TASKS FOR THIS EXERCISE »
[1] Copy the passage of the Coding Quest Arcade article from "Students Participate in" to "they made themselves." word for word.
[2] Translate this sentence from the Coding Quest Arcade article into French: "Last October, teachers and principals were given training on coding, which they brought back to their students."
[3] Extend the article about the Coding Quest Arcade, picking up after its final sentence.

QUOTED PASSAGE »
Students Participate in Coding Quest Arcade

Elementary students intently coding on laptops
Elementary students demonstrating their coding skills on laptops.
Montreal - Monday, May 14, 2018

Elementary students from 15 different schools gathered at Nesbitt Elementary School in Rosemount recently for the Coding Quest Arcade to showcase video games they made themselves.

Coding Quest is an initiative the Learning Partnership, a national charity dedicated to promoting, supporting and advancing publicly funded education in Canada, had launched last year with the aim to bring the coding language into classrooms. The STEAM (Science, Technology, Engineering, Mathematics) focused program was designed to be easy to integrate into existing school curriculums to save teachers any unnecessary hassle. Last October, teachers and principals were given training on coding, which they brought back to their students. Students then spent months learning to code using Scratch, a free programming language and online community, and creating their video games, which they showcased at the Coding Quest Arcade. Although a total of 24 schools participated in the training, only 15 of them were able to be at the Coding Quest arcade because of space limitations. Some schools did, however, hold their own arcades.

The first Arcade event last year only had a few participating schools, but this second one brought 84 students together to display their projects. Claude Dansereaux, former principal of LaurenHill Academy in St. Laurent and program manager of Coding Quest, credits the teachers for the success of the program. “The teachers who embarked on this project did it as purely voluntary and because they recognize the value of the program,” he said. I hope to see more schools involved in it in the future,” he said. Elementary students from grade one to six participated in the Arcade event, many of their video games aiming to educate players about social and environmental issues.”

DATA SHOWN »
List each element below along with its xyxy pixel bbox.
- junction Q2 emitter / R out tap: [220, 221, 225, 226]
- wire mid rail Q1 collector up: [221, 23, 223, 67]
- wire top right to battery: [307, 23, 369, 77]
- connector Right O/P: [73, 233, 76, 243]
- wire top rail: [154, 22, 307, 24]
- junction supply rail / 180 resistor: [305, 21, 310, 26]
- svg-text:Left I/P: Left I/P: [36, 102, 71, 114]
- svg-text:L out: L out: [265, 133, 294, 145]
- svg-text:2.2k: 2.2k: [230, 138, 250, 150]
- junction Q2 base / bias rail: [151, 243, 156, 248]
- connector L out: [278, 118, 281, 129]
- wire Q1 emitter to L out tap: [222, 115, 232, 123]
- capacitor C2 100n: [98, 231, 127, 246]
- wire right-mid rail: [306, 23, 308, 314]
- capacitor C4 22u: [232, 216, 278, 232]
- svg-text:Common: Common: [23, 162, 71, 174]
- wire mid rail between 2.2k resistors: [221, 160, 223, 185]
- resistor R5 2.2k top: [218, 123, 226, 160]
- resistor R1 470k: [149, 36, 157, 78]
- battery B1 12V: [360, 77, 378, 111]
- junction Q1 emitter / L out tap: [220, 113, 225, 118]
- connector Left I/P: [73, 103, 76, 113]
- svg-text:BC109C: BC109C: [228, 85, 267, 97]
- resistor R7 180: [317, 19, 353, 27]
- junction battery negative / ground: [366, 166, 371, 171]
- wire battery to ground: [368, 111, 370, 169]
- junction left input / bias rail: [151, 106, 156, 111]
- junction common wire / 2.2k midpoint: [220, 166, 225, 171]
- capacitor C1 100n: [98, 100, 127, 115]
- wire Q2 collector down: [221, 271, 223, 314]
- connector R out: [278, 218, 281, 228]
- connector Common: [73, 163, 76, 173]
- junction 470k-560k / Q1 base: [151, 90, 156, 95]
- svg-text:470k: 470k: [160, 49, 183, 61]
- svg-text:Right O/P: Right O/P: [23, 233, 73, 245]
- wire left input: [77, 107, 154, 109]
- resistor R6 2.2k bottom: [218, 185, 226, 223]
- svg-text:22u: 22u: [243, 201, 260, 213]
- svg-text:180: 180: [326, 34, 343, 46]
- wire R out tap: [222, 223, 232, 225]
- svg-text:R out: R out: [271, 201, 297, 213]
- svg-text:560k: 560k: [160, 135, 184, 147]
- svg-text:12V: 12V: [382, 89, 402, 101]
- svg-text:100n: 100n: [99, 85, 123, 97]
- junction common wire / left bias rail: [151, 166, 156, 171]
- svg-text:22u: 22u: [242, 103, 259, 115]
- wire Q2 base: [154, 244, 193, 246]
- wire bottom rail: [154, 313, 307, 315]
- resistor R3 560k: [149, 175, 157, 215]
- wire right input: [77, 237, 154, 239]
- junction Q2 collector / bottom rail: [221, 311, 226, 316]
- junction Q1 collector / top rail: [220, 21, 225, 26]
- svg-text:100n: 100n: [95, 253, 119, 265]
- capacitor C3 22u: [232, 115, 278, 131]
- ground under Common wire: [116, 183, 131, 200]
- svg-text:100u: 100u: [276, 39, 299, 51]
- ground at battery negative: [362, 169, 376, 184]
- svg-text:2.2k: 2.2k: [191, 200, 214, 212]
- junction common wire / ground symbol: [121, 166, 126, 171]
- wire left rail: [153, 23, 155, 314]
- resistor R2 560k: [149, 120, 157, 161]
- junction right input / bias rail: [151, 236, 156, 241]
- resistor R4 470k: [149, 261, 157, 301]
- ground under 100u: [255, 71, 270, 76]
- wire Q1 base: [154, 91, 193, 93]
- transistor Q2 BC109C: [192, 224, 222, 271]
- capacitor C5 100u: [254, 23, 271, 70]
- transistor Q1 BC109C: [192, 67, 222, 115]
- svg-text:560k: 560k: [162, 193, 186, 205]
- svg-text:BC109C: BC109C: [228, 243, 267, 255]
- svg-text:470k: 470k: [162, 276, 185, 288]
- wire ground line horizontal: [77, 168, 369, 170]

ANSWERS IN ORDER »
[1]
Students Participate in Coding Quest Arcade

Elementary students intently coding on laptops
Elementary students demonstrating their coding skills on laptops.
Montreal - Monday, May 14, 2018

Elementary students from 15 different schools gathered at Nesbitt Elementary School in Rosemount recently for the Coding Quest Arcade to showcase video games they made themselves.

[2] En octobre dernier, les enseignants et les directeurs d'école ont reçu une formation en programmation, qu'ils ont ensuite transmise à leurs élèves.

[3]
Students from John Caboto Academy in Ahuntsic, for example, created a two-player game where competitors had to sort trash into their respective bins at varying speeds. “It was challenging and fun at the same time,” said Go Hoang, Grade 6 student from John Caboto about his experience with the Coding Quest project. His teacher Martine Brosseau had wanted a game that incorporated what her students learned in class. “Next year probably would be even better,” she said, inspired by the students and the games surrounding her. ”I can already start thinking what we can do, and how to do it.”

”Next year probably would be even better, I can already start thinking what we can do, and how to do it.”

Grade 6 students Go Hoang, Damian Babanicos, Alysha Singh and Vanessa Couture from John Caboto School showcase their “Trash Gone Wild” project.  Teacher Yasmine Joseph from Royal Vale School in NDG also found the event inspiring.  “The games are getting more complicated,” she said. “They’re really, really getting into it, which is great,” she said about her students.